(Figure record listings)
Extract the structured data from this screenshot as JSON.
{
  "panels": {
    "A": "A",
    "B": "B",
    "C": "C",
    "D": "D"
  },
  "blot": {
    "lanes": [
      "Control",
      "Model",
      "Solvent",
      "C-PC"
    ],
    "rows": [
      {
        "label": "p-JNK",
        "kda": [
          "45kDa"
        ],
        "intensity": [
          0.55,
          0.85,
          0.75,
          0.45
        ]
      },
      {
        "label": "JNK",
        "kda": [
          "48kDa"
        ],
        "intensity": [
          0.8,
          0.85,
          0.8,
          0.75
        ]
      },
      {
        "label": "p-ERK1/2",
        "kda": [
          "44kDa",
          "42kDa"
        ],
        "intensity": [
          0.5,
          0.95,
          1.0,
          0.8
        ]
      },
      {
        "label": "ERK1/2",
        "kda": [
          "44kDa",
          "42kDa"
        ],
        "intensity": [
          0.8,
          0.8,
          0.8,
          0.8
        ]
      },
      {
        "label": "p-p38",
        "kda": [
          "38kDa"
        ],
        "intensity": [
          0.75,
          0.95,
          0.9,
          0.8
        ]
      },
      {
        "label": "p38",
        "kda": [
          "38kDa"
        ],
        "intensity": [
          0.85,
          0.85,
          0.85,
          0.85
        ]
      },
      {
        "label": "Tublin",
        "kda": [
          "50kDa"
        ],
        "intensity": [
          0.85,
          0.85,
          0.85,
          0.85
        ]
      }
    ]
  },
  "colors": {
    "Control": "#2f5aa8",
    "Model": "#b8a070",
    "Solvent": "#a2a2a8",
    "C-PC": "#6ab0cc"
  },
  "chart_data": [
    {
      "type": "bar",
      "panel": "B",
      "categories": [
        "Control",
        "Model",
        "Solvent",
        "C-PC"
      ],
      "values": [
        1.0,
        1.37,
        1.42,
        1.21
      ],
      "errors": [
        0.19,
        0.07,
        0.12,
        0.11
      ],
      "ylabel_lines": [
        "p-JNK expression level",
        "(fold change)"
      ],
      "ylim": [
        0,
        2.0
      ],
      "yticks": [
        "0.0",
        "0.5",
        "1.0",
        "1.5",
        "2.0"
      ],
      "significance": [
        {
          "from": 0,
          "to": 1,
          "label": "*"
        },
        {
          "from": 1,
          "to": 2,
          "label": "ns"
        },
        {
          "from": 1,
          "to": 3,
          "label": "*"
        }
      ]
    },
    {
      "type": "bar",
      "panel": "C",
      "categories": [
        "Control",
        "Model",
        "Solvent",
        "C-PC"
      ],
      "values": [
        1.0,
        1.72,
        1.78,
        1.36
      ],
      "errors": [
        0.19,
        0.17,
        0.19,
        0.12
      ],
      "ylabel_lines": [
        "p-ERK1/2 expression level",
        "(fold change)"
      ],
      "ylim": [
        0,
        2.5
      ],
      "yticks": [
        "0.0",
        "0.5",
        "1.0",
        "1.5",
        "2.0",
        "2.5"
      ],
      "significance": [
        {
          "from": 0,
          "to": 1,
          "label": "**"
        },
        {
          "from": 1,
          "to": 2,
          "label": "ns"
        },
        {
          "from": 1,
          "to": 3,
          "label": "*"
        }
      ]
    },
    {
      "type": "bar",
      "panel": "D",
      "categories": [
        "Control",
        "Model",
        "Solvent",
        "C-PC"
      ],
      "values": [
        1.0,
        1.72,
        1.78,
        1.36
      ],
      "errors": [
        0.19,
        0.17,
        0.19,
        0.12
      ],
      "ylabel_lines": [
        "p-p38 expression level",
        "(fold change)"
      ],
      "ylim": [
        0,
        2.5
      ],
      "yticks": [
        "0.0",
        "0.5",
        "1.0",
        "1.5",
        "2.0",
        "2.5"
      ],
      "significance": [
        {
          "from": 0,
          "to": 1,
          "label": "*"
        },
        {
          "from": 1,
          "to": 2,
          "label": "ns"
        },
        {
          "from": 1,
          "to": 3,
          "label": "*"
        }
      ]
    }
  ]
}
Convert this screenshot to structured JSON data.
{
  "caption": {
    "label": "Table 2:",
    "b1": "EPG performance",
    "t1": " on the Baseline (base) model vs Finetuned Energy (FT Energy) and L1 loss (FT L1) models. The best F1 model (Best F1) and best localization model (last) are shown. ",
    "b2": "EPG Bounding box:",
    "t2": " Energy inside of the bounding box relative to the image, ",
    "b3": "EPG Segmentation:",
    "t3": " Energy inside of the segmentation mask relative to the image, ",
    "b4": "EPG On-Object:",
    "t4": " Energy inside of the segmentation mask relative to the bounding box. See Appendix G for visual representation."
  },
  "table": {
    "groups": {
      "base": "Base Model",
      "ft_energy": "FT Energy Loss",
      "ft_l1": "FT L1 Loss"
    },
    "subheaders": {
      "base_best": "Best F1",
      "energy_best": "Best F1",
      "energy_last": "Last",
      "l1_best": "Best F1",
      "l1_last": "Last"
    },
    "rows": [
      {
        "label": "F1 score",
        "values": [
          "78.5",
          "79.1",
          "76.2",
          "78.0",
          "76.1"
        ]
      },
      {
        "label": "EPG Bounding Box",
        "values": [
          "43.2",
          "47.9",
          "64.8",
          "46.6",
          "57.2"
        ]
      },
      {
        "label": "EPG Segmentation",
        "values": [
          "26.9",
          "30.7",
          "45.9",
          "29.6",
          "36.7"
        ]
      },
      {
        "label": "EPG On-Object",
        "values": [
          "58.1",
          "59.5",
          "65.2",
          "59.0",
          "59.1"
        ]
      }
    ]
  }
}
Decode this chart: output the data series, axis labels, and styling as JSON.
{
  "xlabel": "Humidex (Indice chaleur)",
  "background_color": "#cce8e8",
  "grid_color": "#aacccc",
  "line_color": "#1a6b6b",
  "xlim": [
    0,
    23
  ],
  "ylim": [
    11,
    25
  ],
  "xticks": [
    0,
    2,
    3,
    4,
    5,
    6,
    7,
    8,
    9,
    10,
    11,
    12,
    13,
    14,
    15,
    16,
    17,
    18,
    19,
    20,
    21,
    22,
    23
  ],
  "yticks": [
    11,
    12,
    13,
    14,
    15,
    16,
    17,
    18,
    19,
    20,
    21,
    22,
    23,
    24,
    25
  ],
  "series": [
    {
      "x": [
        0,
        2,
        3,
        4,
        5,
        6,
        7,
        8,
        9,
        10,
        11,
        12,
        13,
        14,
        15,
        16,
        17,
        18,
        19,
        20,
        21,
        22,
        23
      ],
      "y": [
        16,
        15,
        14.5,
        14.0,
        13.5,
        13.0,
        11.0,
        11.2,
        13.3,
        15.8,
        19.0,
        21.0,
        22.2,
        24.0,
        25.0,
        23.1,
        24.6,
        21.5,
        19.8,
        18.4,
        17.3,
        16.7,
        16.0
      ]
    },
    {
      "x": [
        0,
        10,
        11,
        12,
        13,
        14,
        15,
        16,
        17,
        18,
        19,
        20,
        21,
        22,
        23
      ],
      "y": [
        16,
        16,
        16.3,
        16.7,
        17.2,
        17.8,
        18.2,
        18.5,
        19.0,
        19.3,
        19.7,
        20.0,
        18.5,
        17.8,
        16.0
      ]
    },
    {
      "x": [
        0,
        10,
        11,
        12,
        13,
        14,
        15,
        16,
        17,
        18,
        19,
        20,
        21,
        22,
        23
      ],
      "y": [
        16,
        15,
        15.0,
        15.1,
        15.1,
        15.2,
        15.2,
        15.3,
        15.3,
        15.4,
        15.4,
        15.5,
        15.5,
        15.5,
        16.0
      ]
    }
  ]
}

→ **Exercise aim**:
Please reproduce every line of the material word for word.

→ **Expected answer**:
Extract the structured data from this screenshot as JSON.
{
  "panels": {
    "A": "A",
    "B": "B",
    "C": "C",
    "D": "D"
  },
  "blot": {
    "lanes": [
      "Control",
      "Model",
      "Solvent",
      "C-PC"
    ],
    "rows": [
      {
        "label": "p-JNK",
        "kda": [
          "45kDa"
        ],
        "intensity": [
          0.55,
          0.85,
          0.75,
          0.45
        ]
      },
      {
        "label": "JNK",
        "kda": [
          "48kDa"
        ],
        "intensity": [
          0.8,
          0.85,
          0.8,
          0.75
        ]
      },
      {
        "label": "p-ERK1/2",
        "kda": [
          "44kDa",
          "42kDa"
        ],
        "intensity": [
          0.5,
          0.95,
          1.0,
          0.8
        ]
      },
      {
        "label": "ERK1/2",
        "kda": [
          "44kDa",
          "42kDa"
        ],
        "intensity": [
          0.8,
          0.8,
          0.8,
          0.8
        ]
      },
      {
        "label": "p-p38",
        "kda": [
          "38kDa"
        ],
        "intensity": [
          0.75,
          0.95,
          0.9,
          0.8
        ]
      },
      {
        "label": "p38",
        "kda": [
          "38kDa"
        ],
        "intensity": [
          0.85,
          0.85,
          0.85,
          0.85
        ]
      },
      {
        "label": "Tublin",
        "kda": [
          "50kDa"
        ],
        "intensity": [
          0.85,
          0.85,
          0.85,
          0.85
        ]
      }
    ]
  },
  "colors": {
    "Control": "#2f5aa8",
    "Model": "#b8a070",
    "Solvent": "#a2a2a8",
    "C-PC": "#6ab0cc"
  },
  "chart_data": [
    {
      "type": "bar",
      "panel": "B",
      "categories": [
        "Control",
        "Model",
        "Solvent",
        "C-PC"
      ],
      "values": [
        1.0,
        1.37,
        1.42,
        1.21
      ],
      "errors": [
        0.19,
        0.07,
        0.12,
        0.11
      ],
      "ylabel_lines": [
        "p-JNK expression level",
        "(fold change)"
      ],
      "ylim": [
        0,
        2.0
      ],
      "yticks": [
        "0.0",
        "0.5",
        "1.0",
        "1.5",
        "2.0"
      ],
      "significance": [
        {
          "from": 0,
          "to": 1,
          "label": "*"
        },
        {
          "from": 1,
          "to": 2,
          "label": "ns"
        },
        {
          "from": 1,
          "to": 3,
          "label": "*"
        }
      ]
    },
    {
      "type": "bar",
      "panel": "C",
      "categories": [
        "Control",
        "Model",
        "Solvent",
        "C-PC"
      ],
      "values": [
        1.0,
        1.72,
        1.78,
        1.36
      ],
      "errors": [
        0.19,
        0.17,
        0.19,
        0.12
      ],
      "ylabel_lines": [
        "p-ERK1/2 expression level",
        "(fold change)"
      ],
      "ylim": [
        0,
        2.5
      ],
      "yticks": [
        "0.0",
        "0.5",
        "1.0",
        "1.5",
        "2.0",
        "2.5"
      ],
      "significance": [
        {
          "from": 0,
          "to": 1,
          "label": "**"
        },
        {
          "from": 1,
          "to": 2,
          "label": "ns"
        },
        {
          "from": 1,
          "to": 3,
          "label": "*"
        }
      ]
    },
    {
      "type": "bar",
      "panel": "D",
      "categories": [
        "Control",
        "Model",
        "Solvent",
        "C-PC"
      ],
      "values": [
        1.0,
        1.72,
        1.78,
        1.36
      ],
      "errors": [
        0.19,
        0.17,
        0.19,
        0.12
      ],
      "ylabel_lines": [
        "p-p38 expression level",
        "(fold change)"
      ],
      "ylim": [
        0,
        2.5
      ],
      "yticks": [
        "0.0",
        "0.5",
        "1.0",
        "1.5",
        "2.0",
        "2.5"
      ],
      "significance": [
        {
          "from": 0,
          "to": 1,
          "label": "*"
        },
        {
          "from": 1,
          "to": 2,
          "label": "ns"
        },
        {
          "from": 1,
          "to": 3,
          "label": "*"
        }
      ]
    }
  ]
}
Convert this screenshot to structured JSON data.
{
  "caption": {
    "label": "Table 2:",
    "b1": "EPG performance",
    "t1": " on the Baseline (base) model vs Finetuned Energy (FT Energy) and L1 loss (FT L1) models. The best F1 model (Best F1) and best localization model (last) are shown. ",
    "b2": "EPG Bounding box:",
    "t2": " Energy inside of the bounding box relative to the image, ",
    "b3": "EPG Segmentation:",
    "t3": " Energy inside of the segmentation mask relative to the image, ",
    "b4": "EPG On-Object:",
    "t4": " Energy inside of the segmentation mask relative to the bounding box. See Appendix G for visual representation."
  },
  "table": {
    "groups": {
      "base": "Base Model",
      "ft_energy": "FT Energy Loss",
      "ft_l1": "FT L1 Loss"
    },
    "subheaders": {
      "base_best": "Best F1",
      "energy_best": "Best F1",
      "energy_last": "Last",
      "l1_best": "Best F1",
      "l1_last": "Last"
    },
    "rows": [
      {
        "label": "F1 score",
        "values": [
          "78.5",
          "79.1",
          "76.2",
          "78.0",
          "76.1"
        ]
      },
      {
        "label": "EPG Bounding Box",
        "values": [
          "43.2",
          "47.9",
          "64.8",
          "46.6",
          "57.2"
        ]
      },
      {
        "label": "EPG Segmentation",
        "values": [
          "26.9",
          "30.7",
          "45.9",
          "29.6",
          "36.7"
        ]
      },
      {
        "label": "EPG On-Object",
        "values": [
          "58.1",
          "59.5",
          "65.2",
          "59.0",
          "59.1"
        ]
      }
    ]
  }
}
Decode this chart: output the data series, axis labels, and styling as JSON.
{
  "xlabel": "Humidex (Indice chaleur)",
  "background_color": "#cce8e8",
  "grid_color": "#aacccc",
  "line_color": "#1a6b6b",
  "xlim": [
    0,
    23
  ],
  "ylim": [
    11,
    25
  ],
  "xticks": [
    0,
    2,
    3,
    4,
    5,
    6,
    7,
    8,
    9,
    10,
    11,
    12,
    13,
    14,
    15,
    16,
    17,
    18,
    19,
    20,
    21,
    22,
    23
  ],
  "yticks": [
    11,
    12,
    13,
    14,
    15,
    16,
    17,
    18,
    19,
    20,
    21,
    22,
    23,
    24,
    25
  ],
  "series": [
    {
      "x": [
        0,
        2,
        3,
        4,
        5,
        6,
        7,
        8,
        9,
        10,
        11,
        12,
        13,
        14,
        15,
        16,
        17,
        18,
        19,
        20,
        21,
        22,
        23
      ],
      "y": [
        16,
        15,
        14.5,
        14.0,
        13.5,
        13.0,
        11.0,
        11.2,
        13.3,
        15.8,
        19.0,
        21.0,
        22.2,
        24.0,
        25.0,
        23.1,
        24.6,
        21.5,
        19.8,
        18.4,
        17.3,
        16.7,
        16.0
      ]
    },
    {
      "x": [
        0,
        10,
        11,
        12,
        13,
        14,
        15,
        16,
        17,
        18,
        19,
        20,
        21,
        22,
        23
      ],
      "y": [
        16,
        16,
        16.3,
        16.7,
        17.2,
        17.8,
        18.2,
        18.5,
        19.0,
        19.3,
        19.7,
        20.0,
        18.5,
        17.8,
        16.0
      ]
    },
    {
      "x": [
        0,
        10,
        11,
        12,
        13,
        14,
        15,
        16,
        17,
        18,
        19,
        20,
        21,
        22,
        23
      ],
      "y": [
        16,
        15,
        15.0,
        15.1,
        15.1,
        15.2,
        15.2,
        15.3,
        15.3,
        15.4,
        15.4,
        15.5,
        15.5,
        15.5,
        16.0
      ]
    }
  ]
}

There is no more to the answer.